Begin RECORDS SUPPLIED

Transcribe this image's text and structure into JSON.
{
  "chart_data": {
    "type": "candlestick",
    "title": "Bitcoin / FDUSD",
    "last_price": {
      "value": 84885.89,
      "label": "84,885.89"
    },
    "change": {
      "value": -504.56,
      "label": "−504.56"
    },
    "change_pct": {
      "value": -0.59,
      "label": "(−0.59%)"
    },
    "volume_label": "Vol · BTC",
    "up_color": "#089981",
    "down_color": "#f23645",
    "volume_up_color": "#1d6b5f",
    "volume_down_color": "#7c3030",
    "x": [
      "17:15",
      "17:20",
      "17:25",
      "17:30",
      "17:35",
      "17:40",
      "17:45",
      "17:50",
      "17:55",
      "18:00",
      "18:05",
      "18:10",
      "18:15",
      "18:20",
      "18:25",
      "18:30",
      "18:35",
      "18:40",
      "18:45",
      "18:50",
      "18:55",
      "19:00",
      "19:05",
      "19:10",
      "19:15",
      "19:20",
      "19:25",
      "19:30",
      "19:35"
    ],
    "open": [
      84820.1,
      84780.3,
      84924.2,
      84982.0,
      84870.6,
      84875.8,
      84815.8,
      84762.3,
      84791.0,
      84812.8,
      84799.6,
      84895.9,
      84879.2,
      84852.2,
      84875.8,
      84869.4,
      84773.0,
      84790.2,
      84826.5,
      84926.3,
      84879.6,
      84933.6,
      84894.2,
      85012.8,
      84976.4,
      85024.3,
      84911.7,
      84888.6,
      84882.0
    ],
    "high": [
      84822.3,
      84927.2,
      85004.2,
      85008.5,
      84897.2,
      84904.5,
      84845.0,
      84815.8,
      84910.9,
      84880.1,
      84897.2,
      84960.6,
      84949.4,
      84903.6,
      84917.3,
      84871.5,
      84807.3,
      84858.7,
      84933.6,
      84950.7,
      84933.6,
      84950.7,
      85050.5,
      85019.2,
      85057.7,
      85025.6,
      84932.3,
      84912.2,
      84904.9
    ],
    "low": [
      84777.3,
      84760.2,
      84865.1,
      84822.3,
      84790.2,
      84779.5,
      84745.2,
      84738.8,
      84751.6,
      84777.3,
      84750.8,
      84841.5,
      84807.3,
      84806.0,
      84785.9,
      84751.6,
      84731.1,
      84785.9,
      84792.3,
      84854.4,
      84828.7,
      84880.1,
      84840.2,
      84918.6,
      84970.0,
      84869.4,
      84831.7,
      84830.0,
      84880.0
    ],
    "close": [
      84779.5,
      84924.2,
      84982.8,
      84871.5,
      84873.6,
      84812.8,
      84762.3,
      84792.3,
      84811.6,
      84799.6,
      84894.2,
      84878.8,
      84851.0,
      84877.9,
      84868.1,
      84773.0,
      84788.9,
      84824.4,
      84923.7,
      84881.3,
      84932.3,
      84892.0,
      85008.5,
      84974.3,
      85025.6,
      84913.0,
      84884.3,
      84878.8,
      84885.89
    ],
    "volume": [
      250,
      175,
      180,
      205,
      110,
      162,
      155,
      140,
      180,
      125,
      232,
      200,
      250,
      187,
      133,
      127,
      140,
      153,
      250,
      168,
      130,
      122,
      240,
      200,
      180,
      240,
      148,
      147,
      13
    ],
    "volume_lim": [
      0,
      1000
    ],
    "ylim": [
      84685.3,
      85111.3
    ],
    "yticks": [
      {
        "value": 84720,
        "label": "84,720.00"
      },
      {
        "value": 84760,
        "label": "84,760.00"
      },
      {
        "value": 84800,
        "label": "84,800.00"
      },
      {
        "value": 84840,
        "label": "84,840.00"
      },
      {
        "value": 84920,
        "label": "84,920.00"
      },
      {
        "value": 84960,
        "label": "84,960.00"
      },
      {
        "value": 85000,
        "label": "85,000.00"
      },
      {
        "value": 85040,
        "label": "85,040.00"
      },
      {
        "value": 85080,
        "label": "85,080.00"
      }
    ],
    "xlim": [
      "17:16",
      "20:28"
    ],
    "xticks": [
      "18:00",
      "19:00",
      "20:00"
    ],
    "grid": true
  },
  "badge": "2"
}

End RECORDS SUPPLIED

- _SHORT TASK_
Write every entry out again exactly.

- _WRITTEN REPLY_
Transcribe this image's text and structure into JSON.
{
  "chart_data": {
    "type": "candlestick",
    "title": "Bitcoin / FDUSD",
    "last_price": {
      "value": 84885.89,
      "label": "84,885.89"
    },
    "change": {
      "value": -504.56,
      "label": "−504.56"
    },
    "change_pct": {
      "value": -0.59,
      "label": "(−0.59%)"
    },
    "volume_label": "Vol · BTC",
    "up_color": "#089981",
    "down_color": "#f23645",
    "volume_up_color": "#1d6b5f",
    "volume_down_color": "#7c3030",
    "x": [
      "17:15",
      "17:20",
      "17:25",
      "17:30",
      "17:35",
      "17:40",
      "17:45",
      "17:50",
      "17:55",
      "18:00",
      "18:05",
      "18:10",
      "18:15",
      "18:20",
      "18:25",
      "18:30",
      "18:35",
      "18:40",
      "18:45",
      "18:50",
      "18:55",
      "19:00",
      "19:05",
      "19:10",
      "19:15",
      "19:20",
      "19:25",
      "19:30",
      "19:35"
    ],
    "open": [
      84820.1,
      84780.3,
      84924.2,
      84982.0,
      84870.6,
      84875.8,
      84815.8,
      84762.3,
      84791.0,
      84812.8,
      84799.6,
      84895.9,
      84879.2,
      84852.2,
      84875.8,
      84869.4,
      84773.0,
      84790.2,
      84826.5,
      84926.3,
      84879.6,
      84933.6,
      84894.2,
      85012.8,
      84976.4,
      85024.3,
      84911.7,
      84888.6,
      84882.0
    ],
    "high": [
      84822.3,
      84927.2,
      85004.2,
      85008.5,
      84897.2,
      84904.5,
      84845.0,
      84815.8,
      84910.9,
      84880.1,
      84897.2,
      84960.6,
      84949.4,
      84903.6,
      84917.3,
      84871.5,
      84807.3,
      84858.7,
      84933.6,
      84950.7,
      84933.6,
      84950.7,
      85050.5,
      85019.2,
      85057.7,
      85025.6,
      84932.3,
      84912.2,
      84904.9
    ],
    "low": [
      84777.3,
      84760.2,
      84865.1,
      84822.3,
      84790.2,
      84779.5,
      84745.2,
      84738.8,
      84751.6,
      84777.3,
      84750.8,
      84841.5,
      84807.3,
      84806.0,
      84785.9,
      84751.6,
      84731.1,
      84785.9,
      84792.3,
      84854.4,
      84828.7,
      84880.1,
      84840.2,
      84918.6,
      84970.0,
      84869.4,
      84831.7,
      84830.0,
      84880.0
    ],
    "close": [
      84779.5,
      84924.2,
      84982.8,
      84871.5,
      84873.6,
      84812.8,
      84762.3,
      84792.3,
      84811.6,
      84799.6,
      84894.2,
      84878.8,
      84851.0,
      84877.9,
      84868.1,
      84773.0,
      84788.9,
      84824.4,
      84923.7,
      84881.3,
      84932.3,
      84892.0,
      85008.5,
      84974.3,
      85025.6,
      84913.0,
      84884.3,
      84878.8,
      84885.89
    ],
    "volume": [
      250,
      175,
      180,
      205,
      110,
      162,
      155,
      140,
      180,
      125,
      232,
      200,
      250,
      187,
      133,
      127,
      140,
      153,
      250,
      168,
      130,
      122,
      240,
      200,
      180,
      240,
      148,
      147,
      13
    ],
    "volume_lim": [
      0,
      1000
    ],
    "ylim": [
      84685.3,
      85111.3
    ],
    "yticks": [
      {
        "value": 84720,
        "label": "84,720.00"
      },
      {
        "value": 84760,
        "label": "84,760.00"
      },
      {
        "value": 84800,
        "label": "84,800.00"
      },
      {
        "value": 84840,
        "label": "84,840.00"
      },
      {
        "value": 84920,
        "label": "84,920.00"
      },
      {
        "value": 84960,
        "label": "84,960.00"
      },
      {
        "value": 85000,
        "label": "85,000.00"
      },
      {
        "value": 85040,
        "label": "85,040.00"
      },
      {
        "value": 85080,
        "label": "85,080.00"
      }
    ],
    "xlim": [
      "17:16",
      "20:28"
    ],
    "xticks": [
      "18:00",
      "19:00",
      "20:00"
    ],
    "grid": true
  },
  "badge": "2"
}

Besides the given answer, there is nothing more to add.